## [STATED TASK]
Reproduce all entries precisely, down to the last character.

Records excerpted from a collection

* START *

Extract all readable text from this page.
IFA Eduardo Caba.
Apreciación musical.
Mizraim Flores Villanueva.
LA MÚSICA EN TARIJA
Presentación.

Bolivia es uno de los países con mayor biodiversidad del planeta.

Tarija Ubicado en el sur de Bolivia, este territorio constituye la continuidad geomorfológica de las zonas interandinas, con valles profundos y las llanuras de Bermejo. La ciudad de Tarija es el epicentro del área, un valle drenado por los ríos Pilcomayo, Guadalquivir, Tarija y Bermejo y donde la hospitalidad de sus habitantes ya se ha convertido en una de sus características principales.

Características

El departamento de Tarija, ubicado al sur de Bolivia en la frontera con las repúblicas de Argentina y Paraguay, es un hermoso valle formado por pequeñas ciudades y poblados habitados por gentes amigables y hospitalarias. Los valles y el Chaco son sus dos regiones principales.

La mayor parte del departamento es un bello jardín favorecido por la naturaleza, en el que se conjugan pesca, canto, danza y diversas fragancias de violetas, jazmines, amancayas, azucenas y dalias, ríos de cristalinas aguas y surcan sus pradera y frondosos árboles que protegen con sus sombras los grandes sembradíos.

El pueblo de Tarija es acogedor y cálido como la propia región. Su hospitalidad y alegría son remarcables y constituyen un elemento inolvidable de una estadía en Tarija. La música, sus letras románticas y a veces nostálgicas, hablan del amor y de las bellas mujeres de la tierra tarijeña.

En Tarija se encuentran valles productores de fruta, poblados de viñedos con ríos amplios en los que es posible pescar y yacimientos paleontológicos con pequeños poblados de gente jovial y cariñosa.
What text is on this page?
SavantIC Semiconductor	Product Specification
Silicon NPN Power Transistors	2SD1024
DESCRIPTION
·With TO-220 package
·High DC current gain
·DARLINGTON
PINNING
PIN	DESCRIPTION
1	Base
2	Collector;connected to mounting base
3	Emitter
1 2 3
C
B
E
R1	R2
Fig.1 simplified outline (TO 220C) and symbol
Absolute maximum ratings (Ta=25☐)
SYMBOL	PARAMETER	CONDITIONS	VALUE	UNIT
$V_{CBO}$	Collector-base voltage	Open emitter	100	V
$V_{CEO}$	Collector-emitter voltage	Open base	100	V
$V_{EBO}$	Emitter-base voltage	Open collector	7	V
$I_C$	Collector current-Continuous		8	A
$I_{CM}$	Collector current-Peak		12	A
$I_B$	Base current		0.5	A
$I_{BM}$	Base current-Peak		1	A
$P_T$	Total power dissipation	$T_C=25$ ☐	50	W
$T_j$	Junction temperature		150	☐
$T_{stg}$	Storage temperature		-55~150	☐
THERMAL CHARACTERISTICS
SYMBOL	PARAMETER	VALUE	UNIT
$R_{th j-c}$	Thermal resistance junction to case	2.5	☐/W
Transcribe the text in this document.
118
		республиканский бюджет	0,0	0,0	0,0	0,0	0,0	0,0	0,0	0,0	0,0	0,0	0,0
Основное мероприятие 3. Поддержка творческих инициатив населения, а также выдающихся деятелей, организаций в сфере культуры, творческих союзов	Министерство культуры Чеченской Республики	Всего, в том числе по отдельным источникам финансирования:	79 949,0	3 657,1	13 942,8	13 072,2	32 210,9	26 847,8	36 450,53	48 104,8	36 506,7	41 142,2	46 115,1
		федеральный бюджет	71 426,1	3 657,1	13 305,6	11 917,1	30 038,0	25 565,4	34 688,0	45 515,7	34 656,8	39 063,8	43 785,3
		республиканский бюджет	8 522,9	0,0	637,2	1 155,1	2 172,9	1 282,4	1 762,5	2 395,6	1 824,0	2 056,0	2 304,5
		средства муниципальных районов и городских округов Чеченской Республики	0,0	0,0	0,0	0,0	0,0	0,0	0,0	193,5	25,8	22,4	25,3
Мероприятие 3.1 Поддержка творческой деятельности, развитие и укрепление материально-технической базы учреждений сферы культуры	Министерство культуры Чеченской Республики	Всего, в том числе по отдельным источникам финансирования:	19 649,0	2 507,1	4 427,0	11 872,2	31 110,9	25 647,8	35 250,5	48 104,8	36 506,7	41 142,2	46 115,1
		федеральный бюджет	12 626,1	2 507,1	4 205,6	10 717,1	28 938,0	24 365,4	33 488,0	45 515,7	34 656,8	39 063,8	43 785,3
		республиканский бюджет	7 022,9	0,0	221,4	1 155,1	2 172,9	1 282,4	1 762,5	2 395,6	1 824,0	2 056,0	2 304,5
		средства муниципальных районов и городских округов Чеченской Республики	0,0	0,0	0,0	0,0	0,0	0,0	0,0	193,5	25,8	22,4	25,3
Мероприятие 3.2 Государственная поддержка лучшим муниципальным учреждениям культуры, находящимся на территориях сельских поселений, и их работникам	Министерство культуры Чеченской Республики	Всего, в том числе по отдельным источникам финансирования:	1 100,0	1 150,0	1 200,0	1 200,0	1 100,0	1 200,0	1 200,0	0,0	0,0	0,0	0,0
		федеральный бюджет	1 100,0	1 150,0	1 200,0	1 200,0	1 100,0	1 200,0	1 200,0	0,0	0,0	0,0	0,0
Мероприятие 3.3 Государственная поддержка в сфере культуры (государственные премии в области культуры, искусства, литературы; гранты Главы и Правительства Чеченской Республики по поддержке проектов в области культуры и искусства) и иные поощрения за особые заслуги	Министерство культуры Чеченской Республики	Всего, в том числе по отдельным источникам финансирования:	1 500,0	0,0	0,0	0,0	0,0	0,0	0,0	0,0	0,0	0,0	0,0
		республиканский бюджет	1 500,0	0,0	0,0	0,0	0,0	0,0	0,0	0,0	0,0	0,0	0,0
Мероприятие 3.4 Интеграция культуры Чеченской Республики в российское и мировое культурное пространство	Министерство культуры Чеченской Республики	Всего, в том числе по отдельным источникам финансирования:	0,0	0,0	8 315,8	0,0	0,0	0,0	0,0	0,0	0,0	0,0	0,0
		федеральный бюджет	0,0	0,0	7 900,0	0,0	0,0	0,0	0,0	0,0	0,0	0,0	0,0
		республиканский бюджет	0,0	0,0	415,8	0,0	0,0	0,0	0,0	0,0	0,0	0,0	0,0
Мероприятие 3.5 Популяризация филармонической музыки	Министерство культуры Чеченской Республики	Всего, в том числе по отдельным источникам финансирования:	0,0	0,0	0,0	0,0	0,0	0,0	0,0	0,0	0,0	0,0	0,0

* END *

## [RESPONSE]
Extract all readable text from this page.
IFA Eduardo Caba.
Apreciación musical.
Mizraim Flores Villanueva.
LA MÚSICA EN TARIJA
Presentación.

Bolivia es uno de los países con mayor biodiversidad del planeta.

Tarija Ubicado en el sur de Bolivia, este territorio constituye la continuidad geomorfológica de las zonas interandinas, con valles profundos y las llanuras de Bermejo. La ciudad de Tarija es el epicentro del área, un valle drenado por los ríos Pilcomayo, Guadalquivir, Tarija y Bermejo y donde la hospitalidad de sus habitantes ya se ha convertido en una de sus características principales.

Características

El departamento de Tarija, ubicado al sur de Bolivia en la frontera con las repúblicas de Argentina y Paraguay, es un hermoso valle formado por pequeñas ciudades y poblados habitados por gentes amigables y hospitalarias. Los valles y el Chaco son sus dos regiones principales.

La mayor parte del departamento es un bello jardín favorecido por la naturaleza, en el que se conjugan pesca, canto, danza y diversas fragancias de violetas, jazmines, amancayas, azucenas y dalias, ríos de cristalinas aguas y surcan sus pradera y frondosos árboles que protegen con sus sombras los grandes sembradíos.

El pueblo de Tarija es acogedor y cálido como la propia región. Su hospitalidad y alegría son remarcables y constituyen un elemento inolvidable de una estadía en Tarija. La música, sus letras románticas y a veces nostálgicas, hablan del amor y de las bellas mujeres de la tierra tarijeña.

En Tarija se encuentran valles productores de fruta, poblados de viñedos con ríos amplios en los que es posible pescar y yacimientos paleontológicos con pequeños poblados de gente jovial y cariñosa.
What text is on this page?
SavantIC Semiconductor	Product Specification
Silicon NPN Power Transistors	2SD1024
DESCRIPTION
·With TO-220 package
·High DC current gain
·DARLINGTON
PINNING
PIN	DESCRIPTION
1	Base
2	Collector;connected to mounting base
3	Emitter
1 2 3
C
B
E
R1	R2
Fig.1 simplified outline (TO 220C) and symbol
Absolute maximum ratings (Ta=25☐)
SYMBOL	PARAMETER	CONDITIONS	VALUE	UNIT
$V_{CBO}$	Collector-base voltage	Open emitter	100	V
$V_{CEO}$	Collector-emitter voltage	Open base	100	V
$V_{EBO}$	Emitter-base voltage	Open collector	7	V
$I_C$	Collector current-Continuous		8	A
$I_{CM}$	Collector current-Peak		12	A
$I_B$	Base current		0.5	A
$I_{BM}$	Base current-Peak		1	A
$P_T$	Total power dissipation	$T_C=25$ ☐	50	W
$T_j$	Junction temperature		150	☐
$T_{stg}$	Storage temperature		-55~150	☐
THERMAL CHARACTERISTICS
SYMBOL	PARAMETER	VALUE	UNIT
$R_{th j-c}$	Thermal resistance junction to case	2.5	☐/W
Transcribe the text in this document.
118
		республиканский бюджет	0,0	0,0	0,0	0,0	0,0	0,0	0,0	0,0	0,0	0,0	0,0
Основное мероприятие 3. Поддержка творческих инициатив населения, а также выдающихся деятелей, организаций в сфере культуры, творческих союзов	Министерство культуры Чеченской Республики	Всего, в том числе по отдельным источникам финансирования:	79 949,0	3 657,1	13 942,8	13 072,2	32 210,9	26 847,8	36 450,53	48 104,8	36 506,7	41 142,2	46 115,1
		федеральный бюджет	71 426,1	3 657,1	13 305,6	11 917,1	30 038,0	25 565,4	34 688,0	45 515,7	34 656,8	39 063,8	43 785,3
		республиканский бюджет	8 522,9	0,0	637,2	1 155,1	2 172,9	1 282,4	1 762,5	2 395,6	1 824,0	2 056,0	2 304,5
		средства муниципальных районов и городских округов Чеченской Республики	0,0	0,0	0,0	0,0	0,0	0,0	0,0	193,5	25,8	22,4	25,3
Мероприятие 3.1 Поддержка творческой деятельности, развитие и укрепление материально-технической базы учреждений сферы культуры	Министерство культуры Чеченской Республики	Всего, в том числе по отдельным источникам финансирования:	19 649,0	2 507,1	4 427,0	11 872,2	31 110,9	25 647,8	35 250,5	48 104,8	36 506,7	41 142,2	46 115,1
		федеральный бюджет	12 626,1	2 507,1	4 205,6	10 717,1	28 938,0	24 365,4	33 488,0	45 515,7	34 656,8	39 063,8	43 785,3
		республиканский бюджет	7 022,9	0,0	221,4	1 155,1	2 172,9	1 282,4	1 762,5	2 395,6	1 824,0	2 056,0	2 304,5
		средства муниципальных районов и городских округов Чеченской Республики	0,0	0,0	0,0	0,0	0,0	0,0	0,0	193,5	25,8	22,4	25,3
Мероприятие 3.2 Государственная поддержка лучшим муниципальным учреждениям культуры, находящимся на территориях сельских поселений, и их работникам	Министерство культуры Чеченской Республики	Всего, в том числе по отдельным источникам финансирования:	1 100,0	1 150,0	1 200,0	1 200,0	1 100,0	1 200,0	1 200,0	0,0	0,0	0,0	0,0
		федеральный бюджет	1 100,0	1 150,0	1 200,0	1 200,0	1 100,0	1 200,0	1 200,0	0,0	0,0	0,0	0,0
Мероприятие 3.3 Государственная поддержка в сфере культуры (государственные премии в области культуры, искусства, литературы; гранты Главы и Правительства Чеченской Республики по поддержке проектов в области культуры и искусства) и иные поощрения за особые заслуги	Министерство культуры Чеченской Республики	Всего, в том числе по отдельным источникам финансирования:	1 500,0	0,0	0,0	0,0	0,0	0,0	0,0	0,0	0,0	0,0	0,0
		республиканский бюджет	1 500,0	0,0	0,0	0,0	0,0	0,0	0,0	0,0	0,0	0,0	0,0
Мероприятие 3.4 Интеграция культуры Чеченской Республики в российское и мировое культурное пространство	Министерство культуры Чеченской Республики	Всего, в том числе по отдельным источникам финансирования:	0,0	0,0	8 315,8	0,0	0,0	0,0	0,0	0,0	0,0	0,0	0,0
		федеральный бюджет	0,0	0,0	7 900,0	0,0	0,0	0,0	0,0	0,0	0,0	0,0	0,0
		республиканский бюджет	0,0	0,0	415,8	0,0	0,0	0,0	0,0	0,0	0,0	0,0	0,0
Мероприятие 3.5 Популяризация филармонической музыки	Министерство культуры Чеченской Республики	Всего, в том числе по отдельным источникам финансирования:	0,0	0,0	0,0	0,0	0,0	0,0	0,0	0,0	0,0	0,0	0,0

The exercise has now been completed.